What you are asked to do: What is the number of lines in the data holding the word "true"? Give that number by itself.

Extracted data:
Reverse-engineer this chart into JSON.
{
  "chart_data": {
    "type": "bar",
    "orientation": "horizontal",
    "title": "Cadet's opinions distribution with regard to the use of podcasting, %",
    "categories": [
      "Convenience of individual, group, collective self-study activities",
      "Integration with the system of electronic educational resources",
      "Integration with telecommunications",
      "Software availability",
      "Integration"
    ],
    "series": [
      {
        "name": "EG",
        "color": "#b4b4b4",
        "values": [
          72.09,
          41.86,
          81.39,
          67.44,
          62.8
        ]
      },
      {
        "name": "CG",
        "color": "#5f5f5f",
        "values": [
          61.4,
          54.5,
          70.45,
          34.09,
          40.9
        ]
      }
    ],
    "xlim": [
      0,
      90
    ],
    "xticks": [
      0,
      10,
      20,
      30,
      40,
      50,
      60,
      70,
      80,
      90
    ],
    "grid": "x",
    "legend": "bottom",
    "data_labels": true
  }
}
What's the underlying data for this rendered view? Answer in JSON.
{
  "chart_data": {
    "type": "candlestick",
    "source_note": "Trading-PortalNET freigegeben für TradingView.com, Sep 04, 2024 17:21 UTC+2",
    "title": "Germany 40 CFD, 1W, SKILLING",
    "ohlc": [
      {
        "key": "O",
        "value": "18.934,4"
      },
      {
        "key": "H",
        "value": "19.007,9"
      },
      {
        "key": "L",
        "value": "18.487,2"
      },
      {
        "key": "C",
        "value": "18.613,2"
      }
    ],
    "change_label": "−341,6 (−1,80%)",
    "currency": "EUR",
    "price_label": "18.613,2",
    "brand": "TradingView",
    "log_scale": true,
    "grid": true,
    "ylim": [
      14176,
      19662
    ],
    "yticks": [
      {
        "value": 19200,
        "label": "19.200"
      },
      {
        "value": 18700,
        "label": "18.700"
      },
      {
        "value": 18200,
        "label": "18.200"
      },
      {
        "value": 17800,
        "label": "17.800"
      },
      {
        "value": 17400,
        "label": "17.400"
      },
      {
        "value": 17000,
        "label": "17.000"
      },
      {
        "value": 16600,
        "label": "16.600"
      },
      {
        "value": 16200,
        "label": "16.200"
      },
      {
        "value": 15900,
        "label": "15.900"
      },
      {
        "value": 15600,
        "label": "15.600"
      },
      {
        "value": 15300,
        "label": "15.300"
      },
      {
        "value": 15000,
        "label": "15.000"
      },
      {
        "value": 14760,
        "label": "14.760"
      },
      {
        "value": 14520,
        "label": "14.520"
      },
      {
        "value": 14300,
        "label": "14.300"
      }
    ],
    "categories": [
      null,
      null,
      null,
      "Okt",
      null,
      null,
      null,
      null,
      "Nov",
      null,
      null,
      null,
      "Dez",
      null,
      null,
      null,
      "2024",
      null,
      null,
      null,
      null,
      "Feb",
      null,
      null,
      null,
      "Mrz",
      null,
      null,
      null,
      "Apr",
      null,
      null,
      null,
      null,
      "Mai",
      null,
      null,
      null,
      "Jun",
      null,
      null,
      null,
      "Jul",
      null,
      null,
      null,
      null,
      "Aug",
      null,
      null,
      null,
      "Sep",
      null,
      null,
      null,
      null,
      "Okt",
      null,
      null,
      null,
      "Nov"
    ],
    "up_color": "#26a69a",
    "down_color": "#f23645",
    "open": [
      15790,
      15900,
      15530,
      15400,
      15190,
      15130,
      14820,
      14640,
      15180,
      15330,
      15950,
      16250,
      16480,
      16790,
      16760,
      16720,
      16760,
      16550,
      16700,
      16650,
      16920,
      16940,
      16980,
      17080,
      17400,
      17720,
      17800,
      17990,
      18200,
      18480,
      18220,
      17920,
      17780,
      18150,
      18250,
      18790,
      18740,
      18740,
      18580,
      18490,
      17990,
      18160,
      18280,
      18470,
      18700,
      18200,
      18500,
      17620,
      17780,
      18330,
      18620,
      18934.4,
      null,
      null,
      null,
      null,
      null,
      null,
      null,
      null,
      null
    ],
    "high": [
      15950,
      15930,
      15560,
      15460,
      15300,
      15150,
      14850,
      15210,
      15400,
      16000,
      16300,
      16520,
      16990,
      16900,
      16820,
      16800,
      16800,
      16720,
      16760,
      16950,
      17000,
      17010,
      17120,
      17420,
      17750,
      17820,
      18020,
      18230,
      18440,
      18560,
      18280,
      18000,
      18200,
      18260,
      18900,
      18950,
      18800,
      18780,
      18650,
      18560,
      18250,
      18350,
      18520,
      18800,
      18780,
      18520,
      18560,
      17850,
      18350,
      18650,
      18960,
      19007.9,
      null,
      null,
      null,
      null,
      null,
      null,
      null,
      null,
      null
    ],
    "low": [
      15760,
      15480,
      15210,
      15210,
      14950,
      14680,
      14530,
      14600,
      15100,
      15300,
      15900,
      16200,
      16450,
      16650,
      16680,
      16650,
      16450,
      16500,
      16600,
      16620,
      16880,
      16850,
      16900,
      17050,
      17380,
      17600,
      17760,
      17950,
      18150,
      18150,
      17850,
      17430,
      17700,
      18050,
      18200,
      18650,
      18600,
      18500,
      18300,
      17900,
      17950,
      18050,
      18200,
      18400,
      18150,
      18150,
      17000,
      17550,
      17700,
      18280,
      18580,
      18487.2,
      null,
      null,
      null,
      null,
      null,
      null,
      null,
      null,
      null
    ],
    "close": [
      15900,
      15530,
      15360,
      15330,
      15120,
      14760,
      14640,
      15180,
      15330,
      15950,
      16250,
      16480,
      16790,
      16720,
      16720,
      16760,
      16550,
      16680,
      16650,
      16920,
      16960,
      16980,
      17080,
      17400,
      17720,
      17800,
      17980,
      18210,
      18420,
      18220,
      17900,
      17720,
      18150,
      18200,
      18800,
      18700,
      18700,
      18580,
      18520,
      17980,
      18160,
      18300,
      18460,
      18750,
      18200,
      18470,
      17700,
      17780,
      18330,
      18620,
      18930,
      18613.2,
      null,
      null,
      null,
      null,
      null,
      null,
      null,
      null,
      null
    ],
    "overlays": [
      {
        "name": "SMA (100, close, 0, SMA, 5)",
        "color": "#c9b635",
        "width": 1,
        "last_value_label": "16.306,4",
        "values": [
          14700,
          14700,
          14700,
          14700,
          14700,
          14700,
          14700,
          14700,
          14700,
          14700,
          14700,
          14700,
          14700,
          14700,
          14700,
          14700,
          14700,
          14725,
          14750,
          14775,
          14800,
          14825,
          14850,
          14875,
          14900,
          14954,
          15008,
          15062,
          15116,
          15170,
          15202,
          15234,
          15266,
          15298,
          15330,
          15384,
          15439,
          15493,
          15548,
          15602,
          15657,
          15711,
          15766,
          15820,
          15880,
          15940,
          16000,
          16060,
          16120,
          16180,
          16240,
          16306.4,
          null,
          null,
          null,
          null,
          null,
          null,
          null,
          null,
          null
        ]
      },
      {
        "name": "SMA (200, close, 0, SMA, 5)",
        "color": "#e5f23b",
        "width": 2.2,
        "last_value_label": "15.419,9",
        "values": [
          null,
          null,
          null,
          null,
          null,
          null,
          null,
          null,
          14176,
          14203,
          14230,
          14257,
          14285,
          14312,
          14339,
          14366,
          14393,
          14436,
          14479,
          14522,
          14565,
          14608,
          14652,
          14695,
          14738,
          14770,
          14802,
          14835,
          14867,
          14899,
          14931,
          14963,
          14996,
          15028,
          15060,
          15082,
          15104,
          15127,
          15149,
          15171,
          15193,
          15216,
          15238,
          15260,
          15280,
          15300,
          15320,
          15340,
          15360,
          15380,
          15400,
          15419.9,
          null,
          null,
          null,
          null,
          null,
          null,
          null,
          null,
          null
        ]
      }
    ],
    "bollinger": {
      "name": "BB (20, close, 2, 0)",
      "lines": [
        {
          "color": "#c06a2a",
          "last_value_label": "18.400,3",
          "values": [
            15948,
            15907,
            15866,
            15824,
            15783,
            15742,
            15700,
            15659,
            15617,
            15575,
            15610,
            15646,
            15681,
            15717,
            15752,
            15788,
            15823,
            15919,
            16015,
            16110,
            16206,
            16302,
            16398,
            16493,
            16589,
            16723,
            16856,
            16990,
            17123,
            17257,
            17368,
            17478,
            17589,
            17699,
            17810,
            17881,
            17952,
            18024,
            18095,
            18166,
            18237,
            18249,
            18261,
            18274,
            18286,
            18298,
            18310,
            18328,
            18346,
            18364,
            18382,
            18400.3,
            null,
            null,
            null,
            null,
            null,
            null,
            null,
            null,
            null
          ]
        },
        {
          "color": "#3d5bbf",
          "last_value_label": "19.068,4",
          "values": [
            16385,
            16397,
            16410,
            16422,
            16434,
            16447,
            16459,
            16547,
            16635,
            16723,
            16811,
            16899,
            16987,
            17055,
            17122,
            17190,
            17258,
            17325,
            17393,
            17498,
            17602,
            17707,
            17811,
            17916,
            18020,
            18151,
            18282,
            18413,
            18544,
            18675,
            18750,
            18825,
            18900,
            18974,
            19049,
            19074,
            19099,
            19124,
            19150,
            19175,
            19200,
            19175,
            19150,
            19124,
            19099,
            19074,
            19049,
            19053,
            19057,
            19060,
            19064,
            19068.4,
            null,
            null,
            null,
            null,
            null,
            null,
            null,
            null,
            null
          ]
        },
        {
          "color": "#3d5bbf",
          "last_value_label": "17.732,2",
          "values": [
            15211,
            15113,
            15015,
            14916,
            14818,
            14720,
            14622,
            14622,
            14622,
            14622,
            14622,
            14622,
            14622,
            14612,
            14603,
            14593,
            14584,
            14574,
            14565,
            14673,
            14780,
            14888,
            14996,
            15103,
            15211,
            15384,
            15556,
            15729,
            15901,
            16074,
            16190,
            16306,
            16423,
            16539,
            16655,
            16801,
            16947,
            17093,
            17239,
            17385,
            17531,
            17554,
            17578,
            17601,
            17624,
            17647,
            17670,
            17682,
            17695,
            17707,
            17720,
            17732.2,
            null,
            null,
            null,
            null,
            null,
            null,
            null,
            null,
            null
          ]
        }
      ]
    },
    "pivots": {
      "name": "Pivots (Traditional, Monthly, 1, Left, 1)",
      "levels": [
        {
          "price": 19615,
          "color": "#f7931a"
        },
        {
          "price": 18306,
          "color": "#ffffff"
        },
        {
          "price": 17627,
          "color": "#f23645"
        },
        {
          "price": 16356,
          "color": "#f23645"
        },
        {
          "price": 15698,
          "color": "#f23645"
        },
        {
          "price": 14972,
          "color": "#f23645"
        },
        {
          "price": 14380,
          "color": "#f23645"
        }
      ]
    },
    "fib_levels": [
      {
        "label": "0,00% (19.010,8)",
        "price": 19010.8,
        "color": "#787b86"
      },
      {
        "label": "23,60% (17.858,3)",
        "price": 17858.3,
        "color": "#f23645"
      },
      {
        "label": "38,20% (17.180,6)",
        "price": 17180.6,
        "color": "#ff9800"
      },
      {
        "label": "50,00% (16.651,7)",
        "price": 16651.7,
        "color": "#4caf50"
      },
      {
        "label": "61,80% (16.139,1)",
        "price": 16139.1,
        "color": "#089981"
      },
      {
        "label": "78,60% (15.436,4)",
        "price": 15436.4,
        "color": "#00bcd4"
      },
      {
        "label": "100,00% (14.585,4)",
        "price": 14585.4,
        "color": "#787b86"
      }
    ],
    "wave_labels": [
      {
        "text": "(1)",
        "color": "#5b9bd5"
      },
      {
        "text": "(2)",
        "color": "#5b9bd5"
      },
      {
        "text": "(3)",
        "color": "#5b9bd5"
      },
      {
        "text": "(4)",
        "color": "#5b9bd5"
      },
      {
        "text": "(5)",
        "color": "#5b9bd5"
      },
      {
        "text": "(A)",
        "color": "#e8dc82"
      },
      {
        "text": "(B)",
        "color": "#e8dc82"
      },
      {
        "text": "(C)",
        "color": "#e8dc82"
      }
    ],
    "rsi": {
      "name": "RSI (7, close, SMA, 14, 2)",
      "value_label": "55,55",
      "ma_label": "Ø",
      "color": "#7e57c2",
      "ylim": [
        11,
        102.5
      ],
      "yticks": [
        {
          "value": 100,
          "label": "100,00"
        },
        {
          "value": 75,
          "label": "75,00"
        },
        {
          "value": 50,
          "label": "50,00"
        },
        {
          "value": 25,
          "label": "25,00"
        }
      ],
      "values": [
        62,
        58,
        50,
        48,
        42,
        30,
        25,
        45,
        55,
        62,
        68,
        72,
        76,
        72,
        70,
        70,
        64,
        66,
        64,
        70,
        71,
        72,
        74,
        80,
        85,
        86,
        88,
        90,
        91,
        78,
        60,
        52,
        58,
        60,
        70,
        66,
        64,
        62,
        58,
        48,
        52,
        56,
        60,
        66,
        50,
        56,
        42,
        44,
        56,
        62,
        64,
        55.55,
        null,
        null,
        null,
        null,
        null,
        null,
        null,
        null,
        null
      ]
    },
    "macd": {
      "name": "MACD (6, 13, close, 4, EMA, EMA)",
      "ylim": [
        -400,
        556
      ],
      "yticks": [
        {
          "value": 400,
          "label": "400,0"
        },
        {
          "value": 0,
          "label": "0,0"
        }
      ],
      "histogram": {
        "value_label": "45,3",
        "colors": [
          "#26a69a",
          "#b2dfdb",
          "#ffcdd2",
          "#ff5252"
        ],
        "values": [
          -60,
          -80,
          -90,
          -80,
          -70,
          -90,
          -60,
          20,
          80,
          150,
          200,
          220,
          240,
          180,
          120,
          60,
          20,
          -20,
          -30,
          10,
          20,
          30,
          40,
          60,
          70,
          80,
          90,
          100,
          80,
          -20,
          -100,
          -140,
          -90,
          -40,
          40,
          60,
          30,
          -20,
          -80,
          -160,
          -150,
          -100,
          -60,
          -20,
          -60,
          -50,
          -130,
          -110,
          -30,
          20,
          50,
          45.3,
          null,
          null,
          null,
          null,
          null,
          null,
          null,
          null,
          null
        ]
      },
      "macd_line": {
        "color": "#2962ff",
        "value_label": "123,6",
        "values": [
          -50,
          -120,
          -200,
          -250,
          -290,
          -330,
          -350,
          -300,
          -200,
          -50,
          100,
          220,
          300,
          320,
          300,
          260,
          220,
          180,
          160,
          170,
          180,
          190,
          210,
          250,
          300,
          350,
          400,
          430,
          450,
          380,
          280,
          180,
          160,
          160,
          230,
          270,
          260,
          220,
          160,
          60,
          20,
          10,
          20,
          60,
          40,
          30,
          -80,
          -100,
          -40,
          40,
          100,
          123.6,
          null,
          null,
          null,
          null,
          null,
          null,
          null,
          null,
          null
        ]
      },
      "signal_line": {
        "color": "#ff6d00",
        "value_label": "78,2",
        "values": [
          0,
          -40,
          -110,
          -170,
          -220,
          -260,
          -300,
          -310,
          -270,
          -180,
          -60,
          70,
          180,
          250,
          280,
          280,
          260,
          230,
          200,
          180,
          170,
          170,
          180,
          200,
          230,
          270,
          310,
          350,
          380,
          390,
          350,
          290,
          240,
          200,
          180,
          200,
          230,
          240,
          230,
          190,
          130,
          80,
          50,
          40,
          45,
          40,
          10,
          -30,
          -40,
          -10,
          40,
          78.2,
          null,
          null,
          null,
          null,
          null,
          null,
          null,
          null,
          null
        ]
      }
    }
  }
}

Answer for the task: 3